Part of a data file
------------------------------------------------------------------------

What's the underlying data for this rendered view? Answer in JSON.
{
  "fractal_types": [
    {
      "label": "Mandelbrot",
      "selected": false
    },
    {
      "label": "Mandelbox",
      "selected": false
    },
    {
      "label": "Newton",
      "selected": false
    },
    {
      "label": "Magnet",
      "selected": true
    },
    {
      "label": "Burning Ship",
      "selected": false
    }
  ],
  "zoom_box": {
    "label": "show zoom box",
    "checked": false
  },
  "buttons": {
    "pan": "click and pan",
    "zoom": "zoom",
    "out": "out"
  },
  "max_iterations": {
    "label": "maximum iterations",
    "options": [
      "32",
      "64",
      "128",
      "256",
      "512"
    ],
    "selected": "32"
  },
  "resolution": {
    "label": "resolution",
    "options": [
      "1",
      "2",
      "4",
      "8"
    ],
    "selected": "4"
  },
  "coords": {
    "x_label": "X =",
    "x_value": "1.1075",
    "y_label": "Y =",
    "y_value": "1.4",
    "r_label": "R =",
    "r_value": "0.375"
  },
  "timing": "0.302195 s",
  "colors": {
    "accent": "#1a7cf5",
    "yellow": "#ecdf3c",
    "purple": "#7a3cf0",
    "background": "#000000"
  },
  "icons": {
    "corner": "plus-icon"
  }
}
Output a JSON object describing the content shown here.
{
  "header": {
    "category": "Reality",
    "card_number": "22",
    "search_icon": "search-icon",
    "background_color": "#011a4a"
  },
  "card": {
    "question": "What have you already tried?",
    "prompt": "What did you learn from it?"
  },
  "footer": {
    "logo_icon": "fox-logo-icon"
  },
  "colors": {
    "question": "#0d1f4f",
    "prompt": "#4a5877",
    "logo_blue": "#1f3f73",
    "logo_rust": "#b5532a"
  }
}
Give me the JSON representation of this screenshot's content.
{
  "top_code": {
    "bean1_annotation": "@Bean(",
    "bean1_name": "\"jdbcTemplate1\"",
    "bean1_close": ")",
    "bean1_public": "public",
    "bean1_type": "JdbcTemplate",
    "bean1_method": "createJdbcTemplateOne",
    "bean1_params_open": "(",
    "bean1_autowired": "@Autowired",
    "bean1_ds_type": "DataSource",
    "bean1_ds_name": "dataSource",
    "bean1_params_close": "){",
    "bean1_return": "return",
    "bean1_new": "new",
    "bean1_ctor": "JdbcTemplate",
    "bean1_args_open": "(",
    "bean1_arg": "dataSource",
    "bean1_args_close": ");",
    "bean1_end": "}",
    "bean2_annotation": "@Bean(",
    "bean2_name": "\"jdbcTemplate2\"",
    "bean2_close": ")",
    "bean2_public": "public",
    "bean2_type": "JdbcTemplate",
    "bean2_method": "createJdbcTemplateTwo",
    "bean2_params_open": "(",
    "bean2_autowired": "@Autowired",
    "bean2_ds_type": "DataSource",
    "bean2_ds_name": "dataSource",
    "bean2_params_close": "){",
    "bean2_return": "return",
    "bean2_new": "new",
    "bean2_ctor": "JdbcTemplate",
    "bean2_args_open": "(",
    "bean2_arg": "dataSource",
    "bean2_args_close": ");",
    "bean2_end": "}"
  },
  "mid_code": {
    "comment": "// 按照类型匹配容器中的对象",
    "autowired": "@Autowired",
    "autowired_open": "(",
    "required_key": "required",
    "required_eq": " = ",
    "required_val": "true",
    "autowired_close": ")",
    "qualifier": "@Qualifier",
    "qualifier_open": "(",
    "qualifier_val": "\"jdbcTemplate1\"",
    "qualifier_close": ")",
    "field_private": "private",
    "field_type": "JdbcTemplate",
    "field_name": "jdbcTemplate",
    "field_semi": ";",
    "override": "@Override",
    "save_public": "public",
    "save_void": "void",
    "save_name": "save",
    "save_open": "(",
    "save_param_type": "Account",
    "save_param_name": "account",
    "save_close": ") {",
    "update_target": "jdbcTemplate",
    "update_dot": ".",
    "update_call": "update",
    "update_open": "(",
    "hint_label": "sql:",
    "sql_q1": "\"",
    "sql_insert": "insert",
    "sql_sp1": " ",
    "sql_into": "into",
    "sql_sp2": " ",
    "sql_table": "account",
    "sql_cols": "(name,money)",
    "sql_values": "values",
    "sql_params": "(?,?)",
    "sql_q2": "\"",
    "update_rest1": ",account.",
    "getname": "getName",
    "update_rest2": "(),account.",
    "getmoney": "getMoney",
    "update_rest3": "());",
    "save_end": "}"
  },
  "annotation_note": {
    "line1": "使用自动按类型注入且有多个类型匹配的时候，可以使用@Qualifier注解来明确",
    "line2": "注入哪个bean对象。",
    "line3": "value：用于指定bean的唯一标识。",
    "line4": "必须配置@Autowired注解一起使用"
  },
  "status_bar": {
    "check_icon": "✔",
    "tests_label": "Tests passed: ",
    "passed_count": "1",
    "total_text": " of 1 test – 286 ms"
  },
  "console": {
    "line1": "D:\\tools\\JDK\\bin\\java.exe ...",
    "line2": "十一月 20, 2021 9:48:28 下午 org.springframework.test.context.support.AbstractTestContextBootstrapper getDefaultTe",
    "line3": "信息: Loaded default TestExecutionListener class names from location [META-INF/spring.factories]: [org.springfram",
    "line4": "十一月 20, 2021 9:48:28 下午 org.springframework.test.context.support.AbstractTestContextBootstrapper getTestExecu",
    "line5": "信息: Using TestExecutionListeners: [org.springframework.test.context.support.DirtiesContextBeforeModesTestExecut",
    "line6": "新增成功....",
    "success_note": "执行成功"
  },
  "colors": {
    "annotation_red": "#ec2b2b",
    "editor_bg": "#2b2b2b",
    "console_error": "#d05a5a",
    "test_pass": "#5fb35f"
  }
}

------------------------------------------------------------------------

_PROBLEM_
Quote every record above exactly.

_SOLUTION_
What's the underlying data for this rendered view? Answer in JSON.
{
  "fractal_types": [
    {
      "label": "Mandelbrot",
      "selected": false
    },
    {
      "label": "Mandelbox",
      "selected": false
    },
    {
      "label": "Newton",
      "selected": false
    },
    {
      "label": "Magnet",
      "selected": true
    },
    {
      "label": "Burning Ship",
      "selected": false
    }
  ],
  "zoom_box": {
    "label": "show zoom box",
    "checked": false
  },
  "buttons": {
    "pan": "click and pan",
    "zoom": "zoom",
    "out": "out"
  },
  "max_iterations": {
    "label": "maximum iterations",
    "options": [
      "32",
      "64",
      "128",
      "256",
      "512"
    ],
    "selected": "32"
  },
  "resolution": {
    "label": "resolution",
    "options": [
      "1",
      "2",
      "4",
      "8"
    ],
    "selected": "4"
  },
  "coords": {
    "x_label": "X =",
    "x_value": "1.1075",
    "y_label": "Y =",
    "y_value": "1.4",
    "r_label": "R =",
    "r_value": "0.375"
  },
  "timing": "0.302195 s",
  "colors": {
    "accent": "#1a7cf5",
    "yellow": "#ecdf3c",
    "purple": "#7a3cf0",
    "background": "#000000"
  },
  "icons": {
    "corner": "plus-icon"
  }
}
Output a JSON object describing the content shown here.
{
  "header": {
    "category": "Reality",
    "card_number": "22",
    "search_icon": "search-icon",
    "background_color": "#011a4a"
  },
  "card": {
    "question": "What have you already tried?",
    "prompt": "What did you learn from it?"
  },
  "footer": {
    "logo_icon": "fox-logo-icon"
  },
  "colors": {
    "question": "#0d1f4f",
    "prompt": "#4a5877",
    "logo_blue": "#1f3f73",
    "logo_rust": "#b5532a"
  }
}
Give me the JSON representation of this screenshot's content.
{
  "top_code": {
    "bean1_annotation": "@Bean(",
    "bean1_name": "\"jdbcTemplate1\"",
    "bean1_close": ")",
    "bean1_public": "public",
    "bean1_type": "JdbcTemplate",
    "bean1_method": "createJdbcTemplateOne",
    "bean1_params_open": "(",
    "bean1_autowired": "@Autowired",
    "bean1_ds_type": "DataSource",
    "bean1_ds_name": "dataSource",
    "bean1_params_close": "){",
    "bean1_return": "return",
    "bean1_new": "new",
    "bean1_ctor": "JdbcTemplate",
    "bean1_args_open": "(",
    "bean1_arg": "dataSource",
    "bean1_args_close": ");",
    "bean1_end": "}",
    "bean2_annotation": "@Bean(",
    "bean2_name": "\"jdbcTemplate2\"",
    "bean2_close": ")",
    "bean2_public": "public",
    "bean2_type": "JdbcTemplate",
    "bean2_method": "createJdbcTemplateTwo",
    "bean2_params_open": "(",
    "bean2_autowired": "@Autowired",
    "bean2_ds_type": "DataSource",
    "bean2_ds_name": "dataSource",
    "bean2_params_close": "){",
    "bean2_return": "return",
    "bean2_new": "new",
    "bean2_ctor": "JdbcTemplate",
    "bean2_args_open": "(",
    "bean2_arg": "dataSource",
    "bean2_args_close": ");",
    "bean2_end": "}"
  },
  "mid_code": {
    "comment": "// 按照类型匹配容器中的对象",
    "autowired": "@Autowired",
    "autowired_open": "(",
    "required_key": "required",
    "required_eq": " = ",
    "required_val": "true",
    "autowired_close": ")",
    "qualifier": "@Qualifier",
    "qualifier_open": "(",
    "qualifier_val": "\"jdbcTemplate1\"",
    "qualifier_close": ")",
    "field_private": "private",
    "field_type": "JdbcTemplate",
    "field_name": "jdbcTemplate",
    "field_semi": ";",
    "override": "@Override",
    "save_public": "public",
    "save_void": "void",
    "save_name": "save",
    "save_open": "(",
    "save_param_type": "Account",
    "save_param_name": "account",
    "save_close": ") {",
    "update_target": "jdbcTemplate",
    "update_dot": ".",
    "update_call": "update",
    "update_open": "(",
    "hint_label": "sql:",
    "sql_q1": "\"",
    "sql_insert": "insert",
    "sql_sp1": " ",
    "sql_into": "into",
    "sql_sp2": " ",
    "sql_table": "account",
    "sql_cols": "(name,money)",
    "sql_values": "values",
    "sql_params": "(?,?)",
    "sql_q2": "\"",
    "update_rest1": ",account.",
    "getname": "getName",
    "update_rest2": "(),account.",
    "getmoney": "getMoney",
    "update_rest3": "());",
    "save_end": "}"
  },
  "annotation_note": {
    "line1": "使用自动按类型注入且有多个类型匹配的时候，可以使用@Qualifier注解来明确",
    "line2": "注入哪个bean对象。",
    "line3": "value：用于指定bean的唯一标识。",
    "line4": "必须配置@Autowired注解一起使用"
  },
  "status_bar": {
    "check_icon": "✔",
    "tests_label": "Tests passed: ",
    "passed_count": "1",
    "total_text": " of 1 test – 286 ms"
  },
  "console": {
    "line1": "D:\\tools\\JDK\\bin\\java.exe ...",
    "line2": "十一月 20, 2021 9:48:28 下午 org.springframework.test.context.support.AbstractTestContextBootstrapper getDefaultTe",
    "line3": "信息: Loaded default TestExecutionListener class names from location [META-INF/spring.factories]: [org.springfram",
    "line4": "十一月 20, 2021 9:48:28 下午 org.springframework.test.context.support.AbstractTestContextBootstrapper getTestExecu",
    "line5": "信息: Using TestExecutionListeners: [org.springframework.test.context.support.DirtiesContextBeforeModesTestExecut",
    "line6": "新增成功....",
    "success_note": "执行成功"
  },
  "colors": {
    "annotation_red": "#ec2b2b",
    "editor_bg": "#2b2b2b",
    "console_error": "#d05a5a",
    "test_pass": "#5fb35f"
  }
}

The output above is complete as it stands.